ENTRIES SUPPLIED
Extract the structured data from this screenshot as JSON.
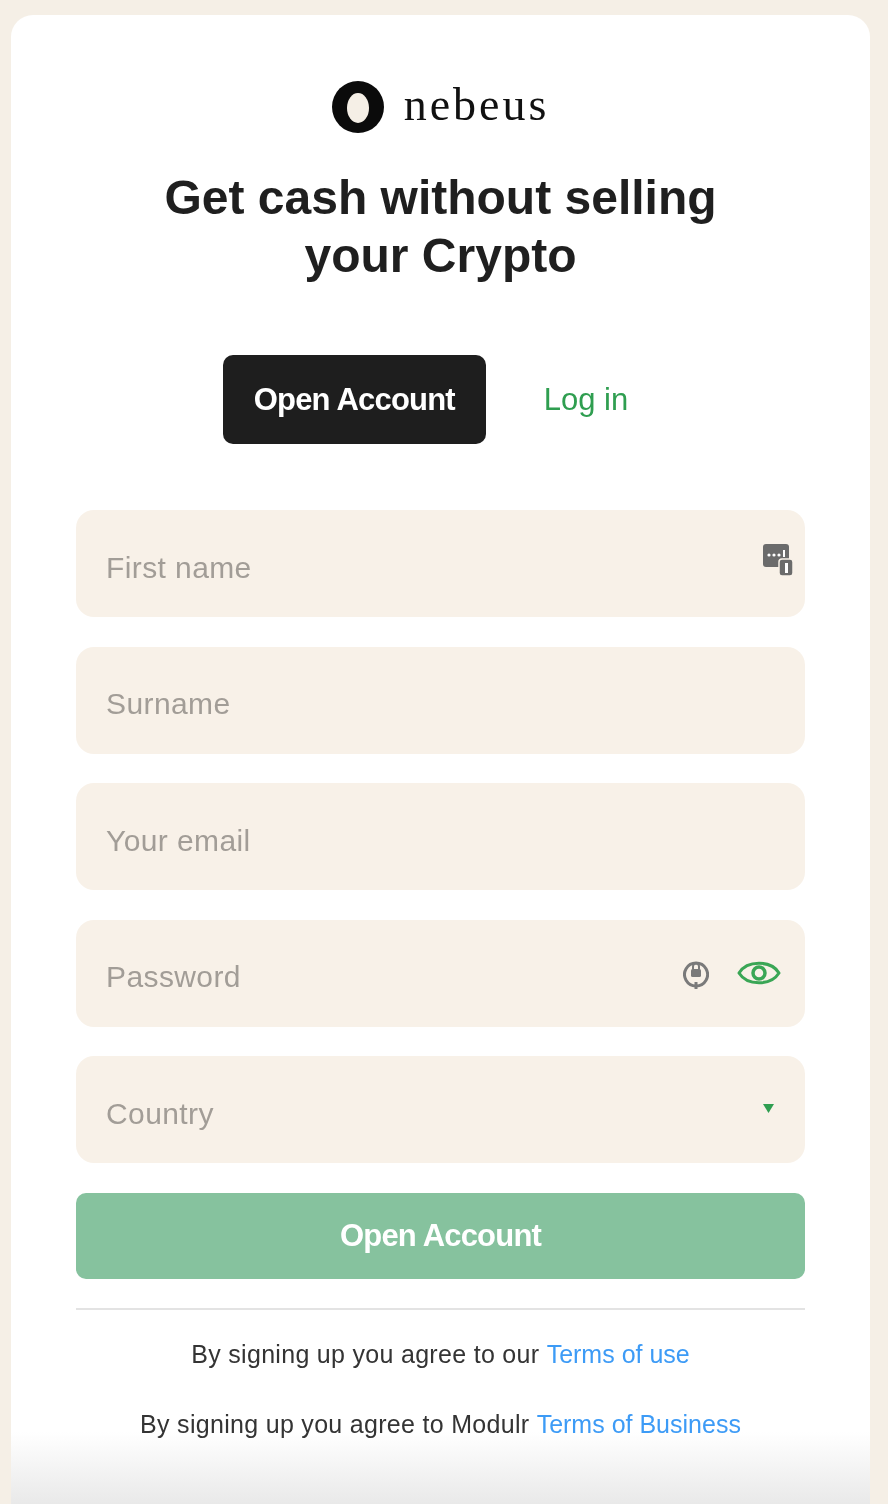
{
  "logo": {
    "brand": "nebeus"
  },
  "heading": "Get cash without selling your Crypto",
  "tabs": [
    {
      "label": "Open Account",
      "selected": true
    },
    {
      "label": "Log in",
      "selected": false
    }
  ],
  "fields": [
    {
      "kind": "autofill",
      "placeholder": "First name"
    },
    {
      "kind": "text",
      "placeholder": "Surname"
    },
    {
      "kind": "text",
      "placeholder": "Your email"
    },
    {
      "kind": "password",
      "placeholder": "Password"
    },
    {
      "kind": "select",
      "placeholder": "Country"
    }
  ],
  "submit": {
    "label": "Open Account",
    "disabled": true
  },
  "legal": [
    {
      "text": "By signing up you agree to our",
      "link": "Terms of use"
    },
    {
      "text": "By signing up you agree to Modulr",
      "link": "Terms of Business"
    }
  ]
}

PROBLEM DETAILS
From the material above, reproduce everything verbatim except the pictures.

COMPLETE RESPONSE
Extract the structured data from this screenshot as JSON.
{
  "logo": {
    "brand": "nebeus"
  },
  "heading": "Get cash without selling your Crypto",
  "tabs": [
    {
      "label": "Open Account",
      "selected": true
    },
    {
      "label": "Log in",
      "selected": false
    }
  ],
  "fields": [
    {
      "kind": "autofill",
      "placeholder": "First name"
    },
    {
      "kind": "text",
      "placeholder": "Surname"
    },
    {
      "kind": "text",
      "placeholder": "Your email"
    },
    {
      "kind": "password",
      "placeholder": "Password"
    },
    {
      "kind": "select",
      "placeholder": "Country"
    }
  ],
  "submit": {
    "label": "Open Account",
    "disabled": true
  },
  "legal": [
    {
      "text": "By signing up you agree to our",
      "link": "Terms of use"
    },
    {
      "text": "By signing up you agree to Modulr",
      "link": "Terms of Business"
    }
  ]
}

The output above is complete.